Text shown:
((
Mumsnet invented a feminism that is rooted in female experience. Honest.

74 replies

FloralBunting · 04/09/2021 22:18

So, I know you are all hyper-privileged white middle class women who really only know suffering through what to say when the Au Pair doesn't load the dishwasher correctly etc. But I thought you might be amused by this dillock writing a thread on the potted history of how Mumsnet managed to warp all your brains into thinking feminism wasn't about promoting porn and being a #BossBabe.

twitter.com/RodentWild/status/1434087672105025538

I particularly enjoy the tweet at the end of the thread pointing out that some of us used to be in patriarchal 'submissive wife' cults ( That'll be me, duckies, owned it, speak out against it at every opportunity, what are you doing to counter the abuse of women, tweeter? Oh, you're attacking women for being mothers and getting retweeted by Roz Kaveney. )

Still, I did enjoy being called an 'Mn prominent t*rf'

OP posts:
334bu · 04/09/2021 22:33

Is that Teddy of the " literal violets"?

Aparallaxia · 04/09/2021 22:38

'it wasn't much leap to adopting the belief their oppression (and that of all women) was rooted in their reproductive function.'

But you say this like it's a bad thing!

NotTerfNorCis · 04/09/2021 22:42

when BIPOC and disabled women started to challenge their new found beliefs

Got to this point. When did 'black, indigenous, and other people of color', along with disabled women, start 'challenging the new found beliefs' of the majority here? And how did that lead towards gender critical feminism? Must have been before my time. I joined Mumsnet in early 2017 because it allowed genderism to be debated - while censorship was fierce almost everywhere else.

Leafstamp · 04/09/2021 22:44

But late for me to write anything coherent but he seems to be saying a lot on MNetters first experience of sexism often relates to pregnancy/being a mother etc.

  1. No shit Sherlock
  2. That’s a problem because....?

He also seems to saying you can’t be a proper feminist if you haven’t read the ‘right’ books?

Leafstamp · 04/09/2021 22:45

Cross post with @Aparallaxia

AnyOldPrion · 04/09/2021 22:45

The whole exchange, from the SNP woman at the start is bizarre. They appear to be living in an alternate universe. I look at the images of the women protesting and see… a range of ordinary women.

Oh and the whole “they welcomed/defended fascists, because there were three odd men standing on the other side of the road, who obviously had nothing at all to do with women’s rights? Presumably they were as much a part of the women’s group as the anti-women counter protesters and equally welcome. Indeed, had they joined the anti-women protesters it wouldn’t be too much of a surprise, given the rhetoric where they want to abolish prisons and police and are generally anti-establishment.
))
Given information:
((
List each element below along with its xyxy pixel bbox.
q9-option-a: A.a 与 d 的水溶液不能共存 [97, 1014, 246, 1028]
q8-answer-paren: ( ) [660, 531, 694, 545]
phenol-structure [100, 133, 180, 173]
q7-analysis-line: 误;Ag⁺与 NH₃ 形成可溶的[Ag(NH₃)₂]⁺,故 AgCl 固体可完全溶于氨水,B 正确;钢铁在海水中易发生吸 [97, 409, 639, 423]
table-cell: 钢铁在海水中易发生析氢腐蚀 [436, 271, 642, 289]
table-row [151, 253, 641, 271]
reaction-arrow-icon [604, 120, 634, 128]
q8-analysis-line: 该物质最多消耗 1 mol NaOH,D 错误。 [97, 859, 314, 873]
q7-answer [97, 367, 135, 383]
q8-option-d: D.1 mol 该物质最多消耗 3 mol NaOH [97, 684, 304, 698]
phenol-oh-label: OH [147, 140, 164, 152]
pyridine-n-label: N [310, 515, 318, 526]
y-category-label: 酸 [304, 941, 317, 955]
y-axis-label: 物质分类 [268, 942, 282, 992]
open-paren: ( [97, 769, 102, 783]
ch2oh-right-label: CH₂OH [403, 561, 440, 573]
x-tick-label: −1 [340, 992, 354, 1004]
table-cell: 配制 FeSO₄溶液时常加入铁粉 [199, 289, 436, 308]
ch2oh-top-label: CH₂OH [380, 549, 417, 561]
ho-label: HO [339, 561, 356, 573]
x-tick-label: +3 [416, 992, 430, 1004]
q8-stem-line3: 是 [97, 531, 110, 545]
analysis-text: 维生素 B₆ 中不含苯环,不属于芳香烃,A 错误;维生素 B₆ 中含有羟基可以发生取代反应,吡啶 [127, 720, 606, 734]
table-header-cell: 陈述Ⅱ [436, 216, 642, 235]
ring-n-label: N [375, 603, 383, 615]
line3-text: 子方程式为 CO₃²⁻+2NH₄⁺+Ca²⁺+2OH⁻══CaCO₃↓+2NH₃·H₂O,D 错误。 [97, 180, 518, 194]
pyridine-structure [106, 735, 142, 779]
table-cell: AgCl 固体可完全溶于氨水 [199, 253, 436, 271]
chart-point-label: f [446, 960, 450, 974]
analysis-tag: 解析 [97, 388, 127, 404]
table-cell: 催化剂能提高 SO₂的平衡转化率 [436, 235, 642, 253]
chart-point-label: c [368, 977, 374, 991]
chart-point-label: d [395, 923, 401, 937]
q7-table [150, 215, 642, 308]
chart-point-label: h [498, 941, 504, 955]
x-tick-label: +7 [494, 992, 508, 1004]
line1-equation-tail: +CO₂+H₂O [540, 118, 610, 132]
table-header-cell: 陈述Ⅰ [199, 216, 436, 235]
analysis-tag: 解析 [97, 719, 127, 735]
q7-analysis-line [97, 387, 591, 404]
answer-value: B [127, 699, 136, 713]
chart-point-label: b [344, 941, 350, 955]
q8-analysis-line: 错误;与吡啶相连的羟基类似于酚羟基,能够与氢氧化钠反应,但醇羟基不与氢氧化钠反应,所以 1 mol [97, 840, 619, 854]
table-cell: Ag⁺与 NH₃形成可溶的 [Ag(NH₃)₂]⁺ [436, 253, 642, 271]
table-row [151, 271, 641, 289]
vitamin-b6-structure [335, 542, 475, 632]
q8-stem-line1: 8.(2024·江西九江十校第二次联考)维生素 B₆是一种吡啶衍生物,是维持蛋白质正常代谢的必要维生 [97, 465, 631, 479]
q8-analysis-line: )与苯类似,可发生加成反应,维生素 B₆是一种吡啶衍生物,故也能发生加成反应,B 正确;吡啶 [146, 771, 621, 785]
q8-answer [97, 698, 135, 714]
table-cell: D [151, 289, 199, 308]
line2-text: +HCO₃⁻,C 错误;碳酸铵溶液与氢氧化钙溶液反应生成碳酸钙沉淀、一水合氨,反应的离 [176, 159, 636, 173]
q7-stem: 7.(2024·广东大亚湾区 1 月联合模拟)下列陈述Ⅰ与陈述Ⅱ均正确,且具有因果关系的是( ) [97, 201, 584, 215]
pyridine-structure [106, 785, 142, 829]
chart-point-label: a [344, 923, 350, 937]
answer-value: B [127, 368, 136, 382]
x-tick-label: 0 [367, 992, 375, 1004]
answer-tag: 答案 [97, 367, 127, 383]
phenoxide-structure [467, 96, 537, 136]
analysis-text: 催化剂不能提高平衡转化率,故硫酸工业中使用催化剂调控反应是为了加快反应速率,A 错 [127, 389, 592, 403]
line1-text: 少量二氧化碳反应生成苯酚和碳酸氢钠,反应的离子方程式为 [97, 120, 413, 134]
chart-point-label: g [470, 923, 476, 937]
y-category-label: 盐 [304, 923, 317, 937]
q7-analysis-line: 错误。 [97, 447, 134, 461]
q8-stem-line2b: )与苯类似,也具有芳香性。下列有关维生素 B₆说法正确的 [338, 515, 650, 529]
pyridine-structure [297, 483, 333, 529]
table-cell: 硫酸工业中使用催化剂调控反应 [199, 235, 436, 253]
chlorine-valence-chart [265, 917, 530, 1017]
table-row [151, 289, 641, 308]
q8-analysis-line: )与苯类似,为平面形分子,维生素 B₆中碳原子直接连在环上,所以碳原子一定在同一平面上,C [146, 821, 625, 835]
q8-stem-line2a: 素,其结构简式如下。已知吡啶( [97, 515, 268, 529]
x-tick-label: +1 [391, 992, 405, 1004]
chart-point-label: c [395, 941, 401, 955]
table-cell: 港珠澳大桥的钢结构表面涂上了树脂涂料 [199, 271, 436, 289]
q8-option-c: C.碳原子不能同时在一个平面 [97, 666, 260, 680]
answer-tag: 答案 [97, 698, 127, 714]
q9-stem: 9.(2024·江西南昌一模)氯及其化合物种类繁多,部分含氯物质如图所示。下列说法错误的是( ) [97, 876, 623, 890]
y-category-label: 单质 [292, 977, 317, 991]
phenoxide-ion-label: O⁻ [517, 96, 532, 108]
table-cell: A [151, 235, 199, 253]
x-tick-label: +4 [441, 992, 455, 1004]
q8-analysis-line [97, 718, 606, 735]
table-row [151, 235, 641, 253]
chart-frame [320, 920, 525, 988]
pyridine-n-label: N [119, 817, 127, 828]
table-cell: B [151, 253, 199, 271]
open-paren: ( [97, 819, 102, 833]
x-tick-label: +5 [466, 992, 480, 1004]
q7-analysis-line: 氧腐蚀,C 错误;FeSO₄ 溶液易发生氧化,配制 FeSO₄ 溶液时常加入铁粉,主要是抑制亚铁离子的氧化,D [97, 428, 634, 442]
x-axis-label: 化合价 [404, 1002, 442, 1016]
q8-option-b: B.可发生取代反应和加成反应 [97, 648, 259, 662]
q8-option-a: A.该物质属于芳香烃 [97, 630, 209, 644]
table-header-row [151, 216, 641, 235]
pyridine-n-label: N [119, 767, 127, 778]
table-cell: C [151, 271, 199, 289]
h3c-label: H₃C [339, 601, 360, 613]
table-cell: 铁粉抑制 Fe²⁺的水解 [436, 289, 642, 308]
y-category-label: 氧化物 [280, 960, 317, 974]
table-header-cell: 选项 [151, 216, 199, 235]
))
Problem 1: According to the Mumsnet thread, when did NotTerfNorCis join Mumsnet?
Problem 2: Pick up the Mumsnet thread on feminism after its last sentence and continue it.

Expected answer 1: Early 2017.

Expected answer 2:
It’s so odd that we are both terribly conservative with a small c and fascists at the same time. It’s almost as if some anti-woman activists will use any smear to hand.

Leafstamp · 04/09/2021 22:47

It’s almost as if some anti-woman activists will use any smear to hand.

Oh yes, that’s the modus operandi IMO.

underneaththeash · 04/09/2021 22:59

@FloralBunting that doesn’t even make sense - maybe post in the morning.

BlackForestCake · 04/09/2021 23:08

334bu Yes that's Teddy the fantasist who lies about what happens at SNP branch meetings and is scared of purple.

PlanDeRaccordement · 04/09/2021 23:11

Isn’t all feminism rooted in the female experience? It just seems a really obvious thing to say about feminism.

BridgetInHerBravery · 04/09/2021 23:21

I'd love to know what magical thinking enables such commentators to see behind our usernames and identify our class, race and disability.

It's really not a good look, assuming that articulate women (whether you agree with them or not) are all white, middle-class and not disabled.

CharlieParley · 04/09/2021 23:24

Who are the indigenous people referred to in BIPOC? I mean it's always advisable to consider whether a term that arose in one country can be applied to another, but this one is just daft.

The most famous indigenous people of Scotland whose name we know were the Picts. Descendent from Iron Age tribes like the Caledonii, the Picts were fully merged with the Gaelic kingdom of Dal Riata in 900. Within about 200 years they had disappeared.

I can do an analysis like that for all the known "indigenous" peoples of the British Isles and the result will be the same: they haven't existed for many hundreds of years. And the British Isles in particular have been conquered so many times, it's hard to determine who actually was indigenous (not the Picts, nor the Caledonii as far as we know). And that last invasion was in 1066, so what was indigenous then merged with the invaders. Their descendants are now the majority of the people.

So BIPOC. Who's the "I"?

AfternoonToffee · 04/09/2021 23:25

This is the post Teddy refers to, not sure it is really the same as alluded to in the Twitter thread.

www.mumsnet.com/Talk/am_i_being_unreasonable/3953597-The-nuclear-family-is-at-the-heart-of-rape-culture

OneEpisode · 04/09/2021 23:34

I always find it strange when Americans comment on UK stuff. The BIPOC thing for instance. Indigenous in the UK means… Celts?

donquixotedelamancha · 05/09/2021 00:11

that last invasion was in 1066, so what was indigenous then merged with the invaders. Their descendants are now the majority of the people.

Why do people always forget that we were last conquored by invasion in 1688?

(Though, I appreciate, such small numbers are not relevant to your, very valid, point)

donquixotedelamancha · 05/09/2021 00:13

Indigenous in the UK means… Celts?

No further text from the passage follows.